What needs to be done —
Extract the entries in their exact form.
** START OF Dataset excerpts **
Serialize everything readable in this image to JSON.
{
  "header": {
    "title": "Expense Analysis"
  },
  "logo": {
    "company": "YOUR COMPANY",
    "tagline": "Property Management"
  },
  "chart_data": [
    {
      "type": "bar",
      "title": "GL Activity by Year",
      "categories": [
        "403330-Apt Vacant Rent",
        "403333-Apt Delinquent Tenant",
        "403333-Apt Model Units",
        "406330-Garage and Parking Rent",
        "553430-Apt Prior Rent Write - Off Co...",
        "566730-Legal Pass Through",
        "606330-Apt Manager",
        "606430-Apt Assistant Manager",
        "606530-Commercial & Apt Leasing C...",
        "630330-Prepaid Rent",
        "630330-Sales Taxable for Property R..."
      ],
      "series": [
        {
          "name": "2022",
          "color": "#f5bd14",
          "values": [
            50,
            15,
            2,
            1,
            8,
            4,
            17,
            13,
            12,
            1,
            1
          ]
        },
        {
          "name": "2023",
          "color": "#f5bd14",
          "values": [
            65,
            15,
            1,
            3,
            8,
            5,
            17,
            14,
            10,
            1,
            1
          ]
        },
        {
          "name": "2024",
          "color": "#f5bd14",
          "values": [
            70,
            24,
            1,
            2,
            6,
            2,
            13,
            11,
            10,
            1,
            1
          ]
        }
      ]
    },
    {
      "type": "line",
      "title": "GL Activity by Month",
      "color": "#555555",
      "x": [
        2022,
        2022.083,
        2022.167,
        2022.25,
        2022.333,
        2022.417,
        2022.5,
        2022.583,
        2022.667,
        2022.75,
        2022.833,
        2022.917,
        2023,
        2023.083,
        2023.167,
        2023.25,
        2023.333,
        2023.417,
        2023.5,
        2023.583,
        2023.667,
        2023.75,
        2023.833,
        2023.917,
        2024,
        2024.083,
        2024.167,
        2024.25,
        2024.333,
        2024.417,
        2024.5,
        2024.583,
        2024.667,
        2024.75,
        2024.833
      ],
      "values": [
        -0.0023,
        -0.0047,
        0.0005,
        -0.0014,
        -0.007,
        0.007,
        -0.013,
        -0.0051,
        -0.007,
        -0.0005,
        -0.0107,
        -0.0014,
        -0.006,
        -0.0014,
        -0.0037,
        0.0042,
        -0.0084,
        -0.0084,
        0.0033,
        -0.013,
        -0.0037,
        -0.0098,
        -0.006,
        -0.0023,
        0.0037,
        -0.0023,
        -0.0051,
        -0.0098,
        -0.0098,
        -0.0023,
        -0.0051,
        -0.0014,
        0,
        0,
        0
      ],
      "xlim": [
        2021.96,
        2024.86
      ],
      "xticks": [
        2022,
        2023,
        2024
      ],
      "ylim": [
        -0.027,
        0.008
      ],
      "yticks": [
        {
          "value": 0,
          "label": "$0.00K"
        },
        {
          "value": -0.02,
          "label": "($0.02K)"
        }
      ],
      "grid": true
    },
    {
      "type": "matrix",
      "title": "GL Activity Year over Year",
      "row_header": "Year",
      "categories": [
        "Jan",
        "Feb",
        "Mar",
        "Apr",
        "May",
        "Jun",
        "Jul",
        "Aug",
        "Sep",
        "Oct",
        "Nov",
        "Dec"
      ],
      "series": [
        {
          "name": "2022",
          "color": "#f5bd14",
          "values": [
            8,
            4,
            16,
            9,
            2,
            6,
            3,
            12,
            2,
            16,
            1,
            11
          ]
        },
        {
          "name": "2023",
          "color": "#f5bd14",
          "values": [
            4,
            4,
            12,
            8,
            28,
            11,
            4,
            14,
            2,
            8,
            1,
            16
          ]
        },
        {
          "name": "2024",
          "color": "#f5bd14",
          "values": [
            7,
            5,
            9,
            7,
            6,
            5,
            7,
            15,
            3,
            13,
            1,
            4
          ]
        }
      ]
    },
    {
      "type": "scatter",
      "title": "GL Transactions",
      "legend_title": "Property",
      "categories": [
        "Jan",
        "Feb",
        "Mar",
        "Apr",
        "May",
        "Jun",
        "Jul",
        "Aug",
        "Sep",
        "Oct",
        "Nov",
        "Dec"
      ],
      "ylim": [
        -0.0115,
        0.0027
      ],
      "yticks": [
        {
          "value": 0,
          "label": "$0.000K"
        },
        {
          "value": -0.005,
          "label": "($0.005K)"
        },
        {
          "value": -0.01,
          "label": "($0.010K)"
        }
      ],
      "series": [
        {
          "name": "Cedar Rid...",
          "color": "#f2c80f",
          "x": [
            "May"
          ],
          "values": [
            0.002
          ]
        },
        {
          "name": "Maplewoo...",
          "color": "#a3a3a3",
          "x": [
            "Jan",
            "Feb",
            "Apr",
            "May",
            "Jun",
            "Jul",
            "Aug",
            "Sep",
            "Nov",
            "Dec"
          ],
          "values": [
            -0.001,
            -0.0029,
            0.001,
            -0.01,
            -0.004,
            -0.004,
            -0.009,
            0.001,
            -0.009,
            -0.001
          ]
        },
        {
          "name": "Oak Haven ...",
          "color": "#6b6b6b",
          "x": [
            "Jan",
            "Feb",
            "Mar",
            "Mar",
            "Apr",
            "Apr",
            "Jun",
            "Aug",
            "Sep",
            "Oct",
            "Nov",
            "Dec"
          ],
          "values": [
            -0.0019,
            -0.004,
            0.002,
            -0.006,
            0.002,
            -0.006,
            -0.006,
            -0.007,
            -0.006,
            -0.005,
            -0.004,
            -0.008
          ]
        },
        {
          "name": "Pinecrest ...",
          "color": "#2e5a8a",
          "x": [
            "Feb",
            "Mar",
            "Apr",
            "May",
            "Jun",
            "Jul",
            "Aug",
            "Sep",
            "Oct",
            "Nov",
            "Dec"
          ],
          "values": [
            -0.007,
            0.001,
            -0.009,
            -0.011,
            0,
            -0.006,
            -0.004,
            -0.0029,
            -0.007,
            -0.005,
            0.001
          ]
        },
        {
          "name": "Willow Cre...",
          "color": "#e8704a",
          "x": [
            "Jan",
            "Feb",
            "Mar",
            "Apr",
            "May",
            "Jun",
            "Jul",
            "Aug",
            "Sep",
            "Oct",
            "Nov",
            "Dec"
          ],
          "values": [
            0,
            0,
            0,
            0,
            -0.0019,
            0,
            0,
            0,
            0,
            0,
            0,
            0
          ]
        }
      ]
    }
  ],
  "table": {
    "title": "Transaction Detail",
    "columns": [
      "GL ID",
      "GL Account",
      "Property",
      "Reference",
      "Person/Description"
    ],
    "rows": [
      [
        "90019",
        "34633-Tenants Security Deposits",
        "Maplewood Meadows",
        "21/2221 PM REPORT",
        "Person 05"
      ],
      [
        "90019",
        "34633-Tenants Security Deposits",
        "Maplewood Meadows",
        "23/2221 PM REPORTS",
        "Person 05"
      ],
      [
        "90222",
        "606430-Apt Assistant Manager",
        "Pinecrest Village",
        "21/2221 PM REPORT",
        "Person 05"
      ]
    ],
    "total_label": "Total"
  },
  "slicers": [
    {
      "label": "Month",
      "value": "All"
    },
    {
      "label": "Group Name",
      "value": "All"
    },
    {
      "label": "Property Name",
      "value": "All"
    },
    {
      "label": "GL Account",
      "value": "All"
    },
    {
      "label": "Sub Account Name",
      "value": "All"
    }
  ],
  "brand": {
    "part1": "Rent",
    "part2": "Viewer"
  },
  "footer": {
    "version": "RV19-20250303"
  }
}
** END OF Dataset excerpts **
The answer —
Serialize everything readable in this image to JSON.
{
  "header": {
    "title": "Expense Analysis"
  },
  "logo": {
    "company": "YOUR COMPANY",
    "tagline": "Property Management"
  },
  "chart_data": [
    {
      "type": "bar",
      "title": "GL Activity by Year",
      "categories": [
        "403330-Apt Vacant Rent",
        "403333-Apt Delinquent Tenant",
        "403333-Apt Model Units",
        "406330-Garage and Parking Rent",
        "553430-Apt Prior Rent Write - Off Co...",
        "566730-Legal Pass Through",
        "606330-Apt Manager",
        "606430-Apt Assistant Manager",
        "606530-Commercial & Apt Leasing C...",
        "630330-Prepaid Rent",
        "630330-Sales Taxable for Property R..."
      ],
      "series": [
        {
          "name": "2022",
          "color": "#f5bd14",
          "values": [
            50,
            15,
            2,
            1,
            8,
            4,
            17,
            13,
            12,
            1,
            1
          ]
        },
        {
          "name": "2023",
          "color": "#f5bd14",
          "values": [
            65,
            15,
            1,
            3,
            8,
            5,
            17,
            14,
            10,
            1,
            1
          ]
        },
        {
          "name": "2024",
          "color": "#f5bd14",
          "values": [
            70,
            24,
            1,
            2,
            6,
            2,
            13,
            11,
            10,
            1,
            1
          ]
        }
      ]
    },
    {
      "type": "line",
      "title": "GL Activity by Month",
      "color": "#555555",
      "x": [
        2022,
        2022.083,
        2022.167,
        2022.25,
        2022.333,
        2022.417,
        2022.5,
        2022.583,
        2022.667,
        2022.75,
        2022.833,
        2022.917,
        2023,
        2023.083,
        2023.167,
        2023.25,
        2023.333,
        2023.417,
        2023.5,
        2023.583,
        2023.667,
        2023.75,
        2023.833,
        2023.917,
        2024,
        2024.083,
        2024.167,
        2024.25,
        2024.333,
        2024.417,
        2024.5,
        2024.583,
        2024.667,
        2024.75,
        2024.833
      ],
      "values": [
        -0.0023,
        -0.0047,
        0.0005,
        -0.0014,
        -0.007,
        0.007,
        -0.013,
        -0.0051,
        -0.007,
        -0.0005,
        -0.0107,
        -0.0014,
        -0.006,
        -0.0014,
        -0.0037,
        0.0042,
        -0.0084,
        -0.0084,
        0.0033,
        -0.013,
        -0.0037,
        -0.0098,
        -0.006,
        -0.0023,
        0.0037,
        -0.0023,
        -0.0051,
        -0.0098,
        -0.0098,
        -0.0023,
        -0.0051,
        -0.0014,
        0,
        0,
        0
      ],
      "xlim": [
        2021.96,
        2024.86
      ],
      "xticks": [
        2022,
        2023,
        2024
      ],
      "ylim": [
        -0.027,
        0.008
      ],
      "yticks": [
        {
          "value": 0,
          "label": "$0.00K"
        },
        {
          "value": -0.02,
          "label": "($0.02K)"
        }
      ],
      "grid": true
    },
    {
      "type": "matrix",
      "title": "GL Activity Year over Year",
      "row_header": "Year",
      "categories": [
        "Jan",
        "Feb",
        "Mar",
        "Apr",
        "May",
        "Jun",
        "Jul",
        "Aug",
        "Sep",
        "Oct",
        "Nov",
        "Dec"
      ],
      "series": [
        {
          "name": "2022",
          "color": "#f5bd14",
          "values": [
            8,
            4,
            16,
            9,
            2,
            6,
            3,
            12,
            2,
            16,
            1,
            11
          ]
        },
        {
          "name": "2023",
          "color": "#f5bd14",
          "values": [
            4,
            4,
            12,
            8,
            28,
            11,
            4,
            14,
            2,
            8,
            1,
            16
          ]
        },
        {
          "name": "2024",
          "color": "#f5bd14",
          "values": [
            7,
            5,
            9,
            7,
            6,
            5,
            7,
            15,
            3,
            13,
            1,
            4
          ]
        }
      ]
    },
    {
      "type": "scatter",
      "title": "GL Transactions",
      "legend_title": "Property",
      "categories": [
        "Jan",
        "Feb",
        "Mar",
        "Apr",
        "May",
        "Jun",
        "Jul",
        "Aug",
        "Sep",
        "Oct",
        "Nov",
        "Dec"
      ],
      "ylim": [
        -0.0115,
        0.0027
      ],
      "yticks": [
        {
          "value": 0,
          "label": "$0.000K"
        },
        {
          "value": -0.005,
          "label": "($0.005K)"
        },
        {
          "value": -0.01,
          "label": "($0.010K)"
        }
      ],
      "series": [
        {
          "name": "Cedar Rid...",
          "color": "#f2c80f",
          "x": [
            "May"
          ],
          "values": [
            0.002
          ]
        },
        {
          "name": "Maplewoo...",
          "color": "#a3a3a3",
          "x": [
            "Jan",
            "Feb",
            "Apr",
            "May",
            "Jun",
            "Jul",
            "Aug",
            "Sep",
            "Nov",
            "Dec"
          ],
          "values": [
            -0.001,
            -0.0029,
            0.001,
            -0.01,
            -0.004,
            -0.004,
            -0.009,
            0.001,
            -0.009,
            -0.001
          ]
        },
        {
          "name": "Oak Haven ...",
          "color": "#6b6b6b",
          "x": [
            "Jan",
            "Feb",
            "Mar",
            "Mar",
            "Apr",
            "Apr",
            "Jun",
            "Aug",
            "Sep",
            "Oct",
            "Nov",
            "Dec"
          ],
          "values": [
            -0.0019,
            -0.004,
            0.002,
            -0.006,
            0.002,
            -0.006,
            -0.006,
            -0.007,
            -0.006,
            -0.005,
            -0.004,
            -0.008
          ]
        },
        {
          "name": "Pinecrest ...",
          "color": "#2e5a8a",
          "x": [
            "Feb",
            "Mar",
            "Apr",
            "May",
            "Jun",
            "Jul",
            "Aug",
            "Sep",
            "Oct",
            "Nov",
            "Dec"
          ],
          "values": [
            -0.007,
            0.001,
            -0.009,
            -0.011,
            0,
            -0.006,
            -0.004,
            -0.0029,
            -0.007,
            -0.005,
            0.001
          ]
        },
        {
          "name": "Willow Cre...",
          "color": "#e8704a",
          "x": [
            "Jan",
            "Feb",
            "Mar",
            "Apr",
            "May",
            "Jun",
            "Jul",
            "Aug",
            "Sep",
            "Oct",
            "Nov",
            "Dec"
          ],
          "values": [
            0,
            0,
            0,
            0,
            -0.0019,
            0,
            0,
            0,
            0,
            0,
            0,
            0
          ]
        }
      ]
    }
  ],
  "table": {
    "title": "Transaction Detail",
    "columns": [
      "GL ID",
      "GL Account",
      "Property",
      "Reference",
      "Person/Description"
    ],
    "rows": [
      [
        "90019",
        "34633-Tenants Security Deposits",
        "Maplewood Meadows",
        "21/2221 PM REPORT",
        "Person 05"
      ],
      [
        "90019",
        "34633-Tenants Security Deposits",
        "Maplewood Meadows",
        "23/2221 PM REPORTS",
        "Person 05"
      ],
      [
        "90222",
        "606430-Apt Assistant Manager",
        "Pinecrest Village",
        "21/2221 PM REPORT",
        "Person 05"
      ]
    ],
    "total_label": "Total"
  },
  "slicers": [
    {
      "label": "Month",
      "value": "All"
    },
    {
      "label": "Group Name",
      "value": "All"
    },
    {
      "label": "Property Name",
      "value": "All"
    },
    {
      "label": "GL Account",
      "value": "All"
    },
    {
      "label": "Sub Account Name",
      "value": "All"
    }
  ],
  "brand": {
    "part1": "Rent",
    "part2": "Viewer"
  },
  "footer": {
    "version": "RV19-20250303"
  }
}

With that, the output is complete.